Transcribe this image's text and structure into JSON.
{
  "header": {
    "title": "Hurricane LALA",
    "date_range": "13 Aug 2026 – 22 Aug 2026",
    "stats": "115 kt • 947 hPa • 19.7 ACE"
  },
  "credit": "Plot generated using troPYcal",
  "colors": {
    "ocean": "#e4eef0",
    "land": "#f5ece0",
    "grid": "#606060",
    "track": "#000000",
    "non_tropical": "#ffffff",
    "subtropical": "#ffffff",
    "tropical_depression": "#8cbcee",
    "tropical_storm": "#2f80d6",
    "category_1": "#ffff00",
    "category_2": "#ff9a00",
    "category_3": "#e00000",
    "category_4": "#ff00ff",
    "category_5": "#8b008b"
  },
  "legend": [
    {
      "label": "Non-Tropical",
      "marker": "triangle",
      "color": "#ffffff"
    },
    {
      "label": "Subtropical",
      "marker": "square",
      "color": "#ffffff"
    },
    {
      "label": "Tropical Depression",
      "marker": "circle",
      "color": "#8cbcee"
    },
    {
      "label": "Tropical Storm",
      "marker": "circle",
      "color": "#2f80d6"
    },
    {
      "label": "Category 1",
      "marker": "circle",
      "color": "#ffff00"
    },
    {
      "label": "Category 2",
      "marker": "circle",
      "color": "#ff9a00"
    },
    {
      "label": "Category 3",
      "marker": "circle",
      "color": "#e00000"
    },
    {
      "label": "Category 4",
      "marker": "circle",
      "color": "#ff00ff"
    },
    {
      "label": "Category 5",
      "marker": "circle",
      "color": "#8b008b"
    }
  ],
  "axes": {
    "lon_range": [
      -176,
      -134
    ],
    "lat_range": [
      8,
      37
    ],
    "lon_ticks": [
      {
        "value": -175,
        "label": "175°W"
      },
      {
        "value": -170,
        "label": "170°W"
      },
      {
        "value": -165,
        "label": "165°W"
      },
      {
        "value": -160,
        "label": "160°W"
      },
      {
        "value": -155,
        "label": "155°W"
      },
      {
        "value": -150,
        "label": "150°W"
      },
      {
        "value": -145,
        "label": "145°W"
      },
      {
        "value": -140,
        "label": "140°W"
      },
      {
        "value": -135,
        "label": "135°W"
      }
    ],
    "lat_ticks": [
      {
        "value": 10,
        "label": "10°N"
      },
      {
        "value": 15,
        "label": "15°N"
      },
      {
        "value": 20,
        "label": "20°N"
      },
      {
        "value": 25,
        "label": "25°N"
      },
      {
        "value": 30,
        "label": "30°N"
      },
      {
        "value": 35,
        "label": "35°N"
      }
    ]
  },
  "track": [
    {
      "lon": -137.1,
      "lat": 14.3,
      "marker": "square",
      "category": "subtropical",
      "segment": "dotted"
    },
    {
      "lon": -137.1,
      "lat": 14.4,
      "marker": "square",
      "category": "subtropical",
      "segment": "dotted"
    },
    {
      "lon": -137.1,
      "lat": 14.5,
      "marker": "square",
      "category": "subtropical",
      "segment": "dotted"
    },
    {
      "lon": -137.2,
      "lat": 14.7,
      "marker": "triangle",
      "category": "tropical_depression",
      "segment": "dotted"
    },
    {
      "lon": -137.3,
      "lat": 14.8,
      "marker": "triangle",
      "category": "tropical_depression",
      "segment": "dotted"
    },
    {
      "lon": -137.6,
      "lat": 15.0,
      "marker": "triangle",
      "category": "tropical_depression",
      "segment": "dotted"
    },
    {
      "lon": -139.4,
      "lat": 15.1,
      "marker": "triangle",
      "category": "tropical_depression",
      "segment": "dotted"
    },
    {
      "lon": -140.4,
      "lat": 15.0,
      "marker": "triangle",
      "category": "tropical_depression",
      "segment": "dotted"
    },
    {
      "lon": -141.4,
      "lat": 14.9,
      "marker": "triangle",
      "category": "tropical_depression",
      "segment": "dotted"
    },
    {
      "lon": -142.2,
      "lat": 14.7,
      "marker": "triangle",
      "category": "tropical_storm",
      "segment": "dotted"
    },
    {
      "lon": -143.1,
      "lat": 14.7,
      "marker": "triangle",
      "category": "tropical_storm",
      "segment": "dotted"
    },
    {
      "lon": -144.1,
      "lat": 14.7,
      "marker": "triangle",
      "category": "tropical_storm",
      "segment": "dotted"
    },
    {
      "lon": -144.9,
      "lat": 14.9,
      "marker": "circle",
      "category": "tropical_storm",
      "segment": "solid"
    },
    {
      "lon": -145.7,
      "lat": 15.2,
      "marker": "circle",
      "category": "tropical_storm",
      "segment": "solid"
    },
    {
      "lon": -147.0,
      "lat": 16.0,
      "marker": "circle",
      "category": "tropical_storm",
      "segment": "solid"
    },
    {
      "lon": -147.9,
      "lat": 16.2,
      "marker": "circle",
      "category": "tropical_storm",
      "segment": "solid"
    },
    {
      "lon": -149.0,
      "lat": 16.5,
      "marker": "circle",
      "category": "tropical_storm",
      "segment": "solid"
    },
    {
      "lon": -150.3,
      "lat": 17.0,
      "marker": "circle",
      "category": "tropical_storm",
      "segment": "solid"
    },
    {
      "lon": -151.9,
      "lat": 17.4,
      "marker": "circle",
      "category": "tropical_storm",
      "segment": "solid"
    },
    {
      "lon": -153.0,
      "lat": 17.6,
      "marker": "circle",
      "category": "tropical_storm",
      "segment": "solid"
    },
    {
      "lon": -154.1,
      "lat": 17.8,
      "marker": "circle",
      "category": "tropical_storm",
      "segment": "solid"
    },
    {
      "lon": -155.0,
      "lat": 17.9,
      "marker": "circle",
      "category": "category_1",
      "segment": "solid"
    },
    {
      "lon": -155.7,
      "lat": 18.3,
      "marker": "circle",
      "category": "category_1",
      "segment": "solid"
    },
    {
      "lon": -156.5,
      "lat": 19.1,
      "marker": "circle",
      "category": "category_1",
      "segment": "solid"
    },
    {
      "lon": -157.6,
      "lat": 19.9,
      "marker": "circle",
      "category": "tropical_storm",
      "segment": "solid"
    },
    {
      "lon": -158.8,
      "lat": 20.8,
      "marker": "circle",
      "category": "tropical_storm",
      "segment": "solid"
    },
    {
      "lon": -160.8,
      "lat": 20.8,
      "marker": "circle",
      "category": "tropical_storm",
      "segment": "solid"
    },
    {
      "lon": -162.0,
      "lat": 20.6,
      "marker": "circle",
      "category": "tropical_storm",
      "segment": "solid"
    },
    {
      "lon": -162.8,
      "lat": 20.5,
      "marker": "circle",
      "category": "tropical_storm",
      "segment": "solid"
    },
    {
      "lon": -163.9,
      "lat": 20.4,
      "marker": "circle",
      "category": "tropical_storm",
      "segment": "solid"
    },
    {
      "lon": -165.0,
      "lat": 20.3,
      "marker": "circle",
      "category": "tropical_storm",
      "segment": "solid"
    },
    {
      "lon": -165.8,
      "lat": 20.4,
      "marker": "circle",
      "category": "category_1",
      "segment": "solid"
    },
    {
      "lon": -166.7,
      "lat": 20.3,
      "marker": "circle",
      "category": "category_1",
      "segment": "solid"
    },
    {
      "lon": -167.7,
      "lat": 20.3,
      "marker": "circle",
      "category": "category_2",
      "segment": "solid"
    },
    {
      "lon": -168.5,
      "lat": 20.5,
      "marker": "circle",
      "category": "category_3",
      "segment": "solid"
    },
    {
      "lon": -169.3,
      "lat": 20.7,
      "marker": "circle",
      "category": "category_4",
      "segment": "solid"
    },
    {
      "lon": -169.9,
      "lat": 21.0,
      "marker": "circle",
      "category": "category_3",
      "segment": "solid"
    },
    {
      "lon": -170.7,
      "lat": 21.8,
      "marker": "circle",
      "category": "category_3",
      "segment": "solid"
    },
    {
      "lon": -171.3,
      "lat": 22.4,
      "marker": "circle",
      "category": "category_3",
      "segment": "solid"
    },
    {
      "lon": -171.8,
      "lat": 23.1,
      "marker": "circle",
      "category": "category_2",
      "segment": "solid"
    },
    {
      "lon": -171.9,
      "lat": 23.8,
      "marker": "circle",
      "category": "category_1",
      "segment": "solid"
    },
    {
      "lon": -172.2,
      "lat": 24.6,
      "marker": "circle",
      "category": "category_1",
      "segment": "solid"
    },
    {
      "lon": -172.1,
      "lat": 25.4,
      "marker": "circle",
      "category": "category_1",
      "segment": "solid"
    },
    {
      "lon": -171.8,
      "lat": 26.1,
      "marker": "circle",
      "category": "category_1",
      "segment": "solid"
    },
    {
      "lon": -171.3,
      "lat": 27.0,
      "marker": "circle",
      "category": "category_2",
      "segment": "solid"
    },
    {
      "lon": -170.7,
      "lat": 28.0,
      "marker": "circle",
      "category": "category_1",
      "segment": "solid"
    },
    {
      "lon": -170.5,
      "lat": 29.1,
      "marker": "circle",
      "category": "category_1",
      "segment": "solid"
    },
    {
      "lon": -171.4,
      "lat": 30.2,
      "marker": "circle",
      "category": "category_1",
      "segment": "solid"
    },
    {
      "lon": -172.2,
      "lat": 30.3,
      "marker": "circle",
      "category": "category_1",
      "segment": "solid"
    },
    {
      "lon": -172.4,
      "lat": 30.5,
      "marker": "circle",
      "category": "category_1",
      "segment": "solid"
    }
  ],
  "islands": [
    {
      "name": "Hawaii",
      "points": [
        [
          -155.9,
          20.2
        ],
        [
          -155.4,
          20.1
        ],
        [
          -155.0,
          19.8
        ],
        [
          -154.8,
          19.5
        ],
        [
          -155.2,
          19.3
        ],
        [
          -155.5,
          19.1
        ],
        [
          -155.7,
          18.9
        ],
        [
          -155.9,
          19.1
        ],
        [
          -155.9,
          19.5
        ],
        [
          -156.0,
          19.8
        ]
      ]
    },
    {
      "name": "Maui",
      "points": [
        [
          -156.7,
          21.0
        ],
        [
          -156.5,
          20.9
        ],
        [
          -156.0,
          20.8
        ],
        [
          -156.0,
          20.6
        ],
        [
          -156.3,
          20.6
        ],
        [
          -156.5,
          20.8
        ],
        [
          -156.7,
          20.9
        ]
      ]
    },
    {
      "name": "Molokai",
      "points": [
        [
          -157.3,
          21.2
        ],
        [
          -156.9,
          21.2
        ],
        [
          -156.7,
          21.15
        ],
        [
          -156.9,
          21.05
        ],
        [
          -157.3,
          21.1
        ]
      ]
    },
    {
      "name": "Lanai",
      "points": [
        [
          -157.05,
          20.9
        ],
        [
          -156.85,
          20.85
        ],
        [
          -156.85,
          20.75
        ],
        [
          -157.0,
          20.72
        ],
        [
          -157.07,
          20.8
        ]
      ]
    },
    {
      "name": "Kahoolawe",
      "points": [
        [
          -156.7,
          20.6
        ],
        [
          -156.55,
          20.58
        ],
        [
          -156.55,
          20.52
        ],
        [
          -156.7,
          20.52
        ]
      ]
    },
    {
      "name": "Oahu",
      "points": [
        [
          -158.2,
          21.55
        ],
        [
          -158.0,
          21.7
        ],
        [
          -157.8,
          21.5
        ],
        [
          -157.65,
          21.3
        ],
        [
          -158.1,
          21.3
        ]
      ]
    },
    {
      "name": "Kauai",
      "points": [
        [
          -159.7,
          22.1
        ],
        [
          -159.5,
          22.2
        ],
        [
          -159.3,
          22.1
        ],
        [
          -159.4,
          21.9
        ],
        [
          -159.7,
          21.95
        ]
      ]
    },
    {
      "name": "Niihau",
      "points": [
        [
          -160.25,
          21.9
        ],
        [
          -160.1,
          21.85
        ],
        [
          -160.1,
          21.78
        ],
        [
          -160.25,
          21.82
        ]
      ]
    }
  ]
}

========================================

What needs to be done: Pull out all lines from the entries above in which the word "ffffff" appears.

Written response:
    "non_tropical": "#ffffff",
    "subtropical": "#ffffff",
      "color": "#ffffff"
      "color": "#ffffff"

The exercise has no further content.